Directions for this task
Report how many lines contain the word "使用权和修改权", with no other text.

── Information given

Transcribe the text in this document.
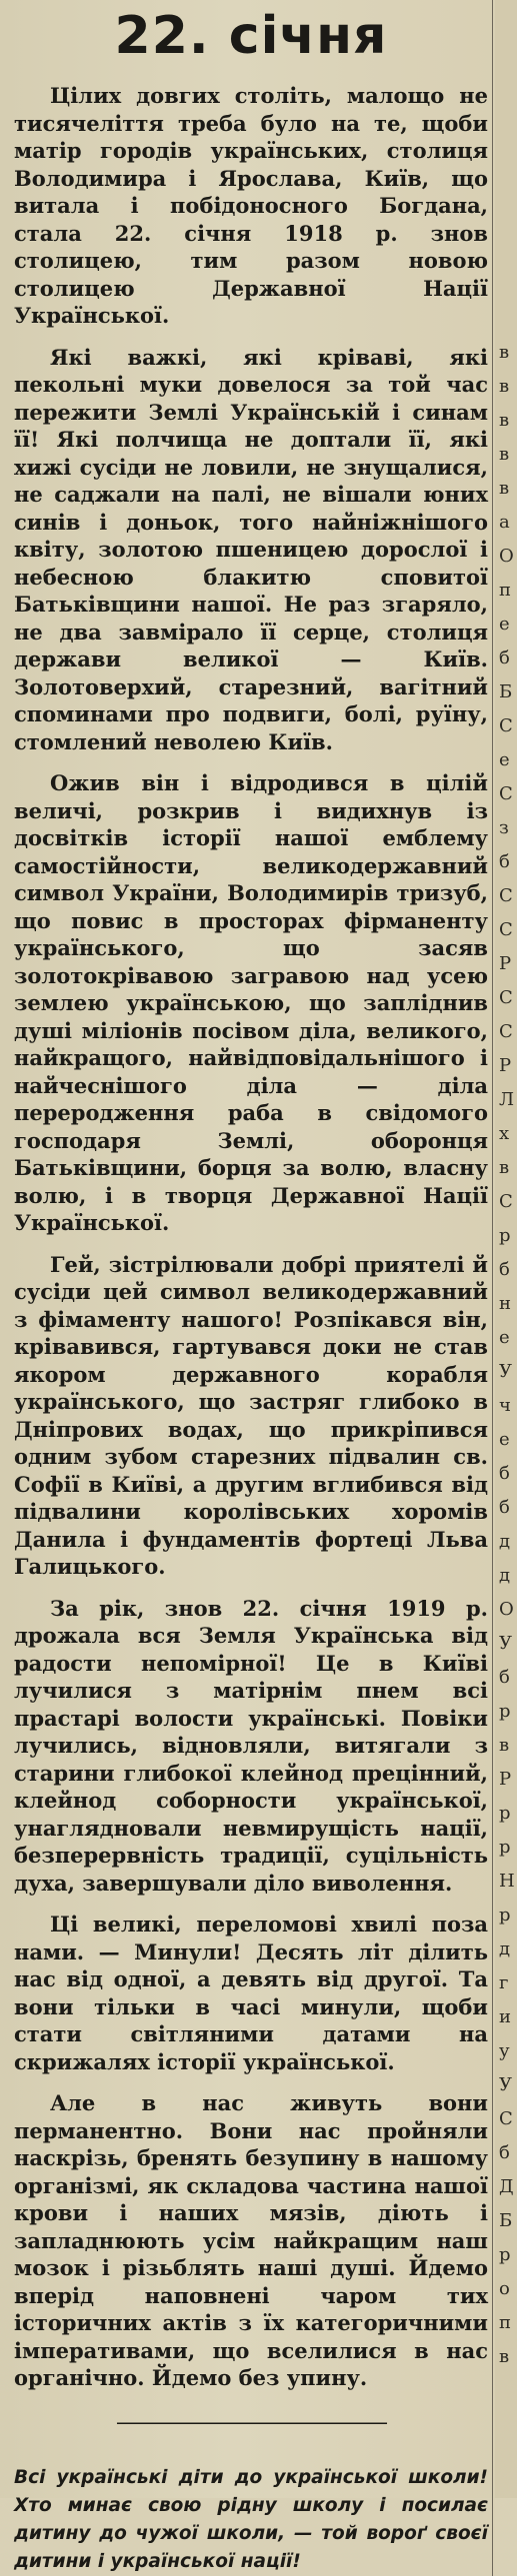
22. січня

Цілих довгих століть, малощо не тисячеліття треба було на те, щоби матір городів українських, столиця Володимира і Ярослава, Київ, що витала і побідоносного Богдана, стала 22. січня 1918 р. знов столицею, тим разом новою столицею Державної Нації Української.

Які важкі, які кріваві, які пекольні муки довелося за той час пережити Землі Українській і синам її! Які полчища не доптали її, які хижі сусіди не ловили, не знущалися, не саджали на палі, не вішали юних синів і доньок, того найніжнішого квіту, золотою пшеницею дорослої і небесною блакитю сповитої Батьківщини нашої. Не раз згаряло, не два завмірало її серце, столиця держави великої — Київ. Золотоверхий, старезний, вагітний споминами про подвиги, болі, руїну, стомлений неволею Київ.

Ожив він і відродився в цілій величі, розкрив і видихнув із досвітків історії нашої емблему самостійности, великодержавний символ України, Володимирів тризуб, що повис в просторах фірманенту українського, що засяв золотокрівавою загравою над усею землею українською, що запліднив душі міліонів посівом діла, великого, найкращого, найвідповідальнішого і найчеснішого діла — діла переродження раба в свідомого господаря Землі, оборонця Батьківщини, борця за волю, власну волю, і в творця Державної Нації Української.

Гей, зістрілювали добрі приятелі й сусіди цей символ великодержавний з фімаменту нашого! Розпікався він, крівавився, гартувався доки не став якором державного корабля українського, що застряг глибоко в Дніпрових водах, що прикріпився одним зубом старезних підвалин св. Софії в Київі, а другим вглибився від підвалини королівських хоромів Данила і фундаментів фортеці Льва Галицького.

За рік, знов 22. січня 1919 р. дрожала вся Земля Українська від радости непомірної! Це в Київі лучилися з матірнім пнем всі прастарі волости українські. Повіки лучились, відновляли, витягали з старини глибокої клейнод прецінний, клейнод соборности української, унаглядновали невмирущість нації, безперервність традиції, суцільність духа, завершували діло виволення.

Ці великі, переломові хвилі поза нами. — Минули! Десять літ ділить нас від одної, а девять від другої. Та вони тільки в часі минули, щоби стати світляними датами на скрижалях історії української.

Але в нас живуть вони перманентно. Вони нас пройняли наскрізь, бренять безупину в нашому організмі, як складова частина нашої крови і наших мязів, діють і запладнюють усім найкращим наш мозок і різьблять наші душі. Йдемо вперід наповнені чаром тих історичних актів з їх категоричними імперативами, що вселилися в нас органічно. Йдемо без упину.

———————————————

Всі українські діти до української школи! Хто минає свою рідну школу і посилає дитину до чужої школи, — той вороґ своєї дитини і української нації!

в
в
в
в
в
а
О
п
е
б
Б
С
е
С
з
б
С
С
Р
С
С
Р
Л
х
в
С
р
б
н
е
У
ч
е
б
б
д
д
О
У
б
р
в
Р
р
р
Н
р
д
г
и
у
У
С
б
Д
Б
р
о
п
в
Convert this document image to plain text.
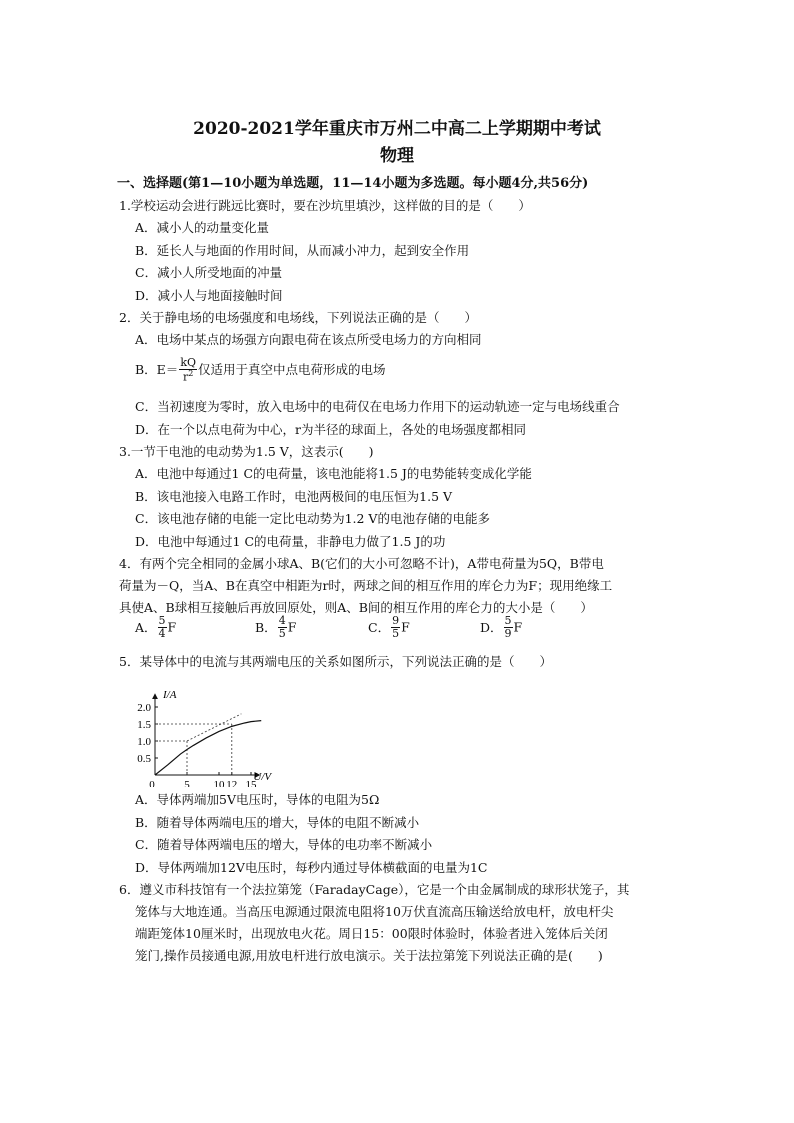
2020-2021学年重庆市万州二中高二上学期期中考试
物理
一、选择题(第1—10小题为单选题，11—14小题为多选题。每小题4分,共56分)
1.学校运动会进行跳远比赛时，要在沙坑里填沙，这样做的目的是（　　）
A．减小人的动量变化量
B．延长人与地面的作用时间，从而减小冲力，起到安全作用
C．减小人所受地面的冲量
D．减小人与地面接触时间
2．关于静电场的电场强度和电场线，下列说法正确的是（　　）
A．电场中某点的场强方向跟电荷在该点所受电场力的方向相同
B．$E= \frac{kQ}{r^2}$ 仅适用于真空中点电荷形成的电场
C．当初速度为零时，放入电场中的电荷仅在电场力作用下的运动轨迹一定与电场线重合
D．在一个以点电荷为中心，r为半径的球面上，各处的电场强度都相同
3.一节干电池的电动势为1.5 V，这表示(　　)
A．电池中每通过1 C的电荷量，该电池能将1.5 J的电势能转变成化学能
B．该电池接入电路工作时，电池两极间的电压恒为1.5 V
C．该电池存储的电能一定比电动势为1.2 V的电池存储的电能多
D．电池中每通过1 C的电荷量，非静电力做了1.5 J的功
4．有两个完全相同的金属小球A、B(它们的大小可忽略不计)，A带电荷量为5Q，B带电
荷量为－Q，当A、B在真空中相距为r时，两球之间的相互作用的库仑力为F；现用绝缘工
具使A、B球相互接触后再放回原处，则A、B间的相互作用的库仑力的大小是（　　）
A． $\frac{5}{4}$ F	B． $\frac{4}{5}$ F	C． $\frac{9}{5}$ F	D． $\frac{5}{9}$ F
5．某导体中的电流与其两端电压的关系如图所示，下列说法正确的是（　　）
I/A
U/V
0.5
1.0
1.5
2.0
0	5 10 12 15
A．导体两端加5V电压时，导体的电阻为5Ω
B．随着导体两端电压的增大，导体的电阻不断减小
C．随着导体两端电压的增大，导体的电功率不断减小
D．导体两端加12V电压时，每秒内通过导体横截面的电量为1C
6．遵义市科技馆有一个法拉第笼（FaradayCage），它是一个由金属制成的球形状笼子，其
笼体与大地连通。当高压电源通过限流电阻将10万伏直流高压输送给放电杆，放电杆尖
端距笼体10厘米时，出现放电火花。周日15：00限时体验时，体验者进入笼体后关闭
笼门,操作员接通电源,用放电杆进行放电演示。关于法拉第笼下列说法正确的是(　　)
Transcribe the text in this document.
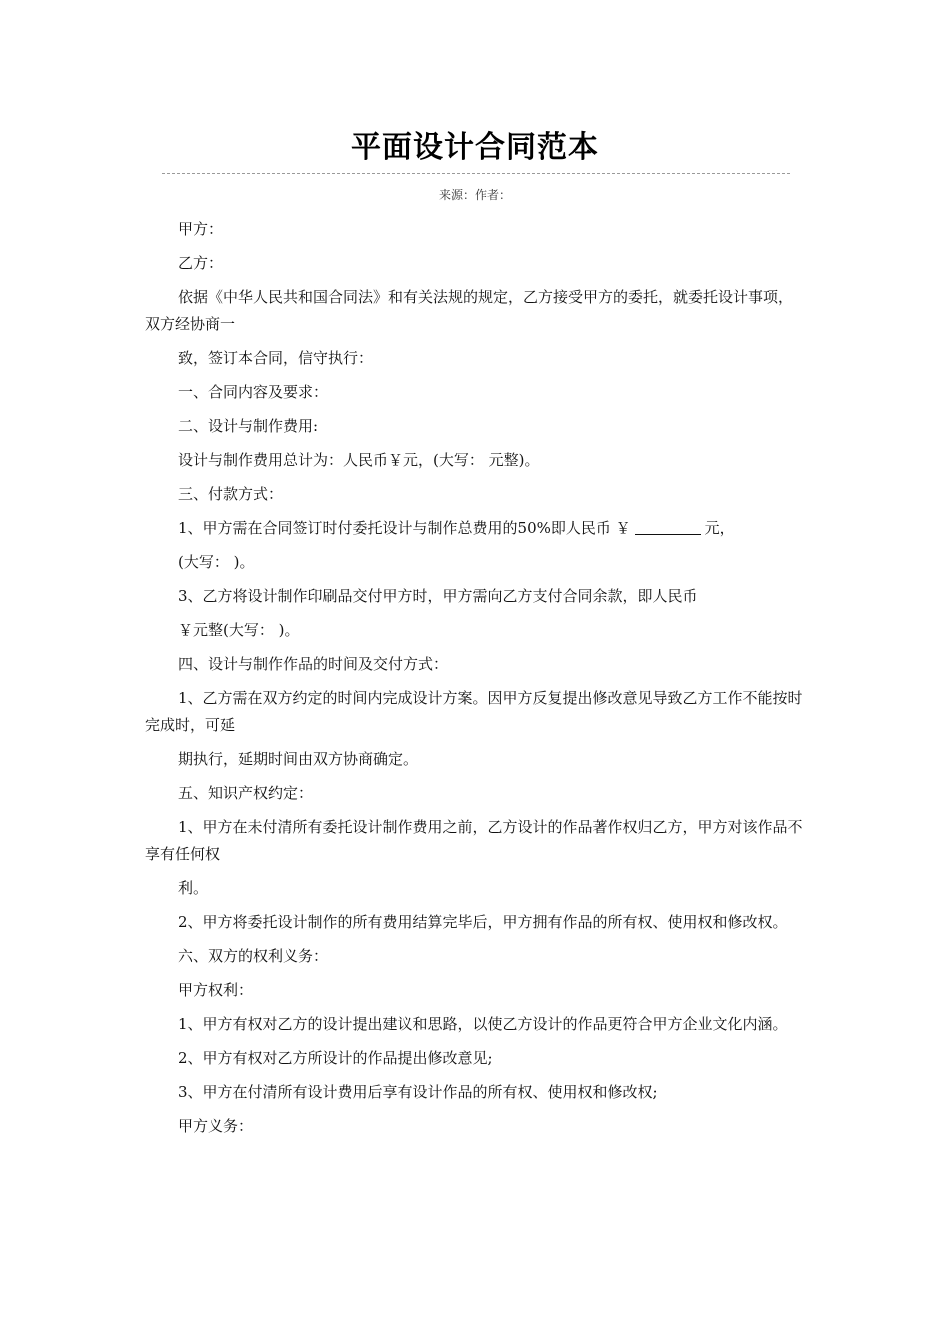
平面设计合同范本
来源：作者：

甲方：

乙方：

依据《中华人民共和国合同法》和有关法规的规定，乙方接受甲方的委托，就委托设计事项，双方经协商一

致，签订本合同，信守执行：

一、合同内容及要求：

二、设计与制作费用:

设计与制作费用总计为：人民币￥元，(大写： 元整)。

三、付款方式：

1、甲方需在合同签订时付委托设计与制作总费用的50%即人民币 ￥	元，

(大写： )。

3、乙方将设计制作印刷品交付甲方时，甲方需向乙方支付合同余款，即人民币

￥元整(大写： )。

四、设计与制作作品的时间及交付方式：

1、乙方需在双方约定的时间内完成设计方案。因甲方反复提出修改意见导致乙方工作不能按时完成时，可延

期执行，延期时间由双方协商确定。

五、知识产权约定：

1、甲方在未付清所有委托设计制作费用之前，乙方设计的作品著作权归乙方，甲方对该作品不享有任何权

利。

2、甲方将委托设计制作的所有费用结算完毕后，甲方拥有作品的所有权、使用权和修改权。

六、双方的权利义务：

甲方权利：

1、甲方有权对乙方的设计提出建议和思路，以使乙方设计的作品更符合甲方企业文化内涵。

2、甲方有权对乙方所设计的作品提出修改意见;

3、甲方在付清所有设计费用后享有设计作品的所有权、使用权和修改权;

甲方义务：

────

Response to the task
2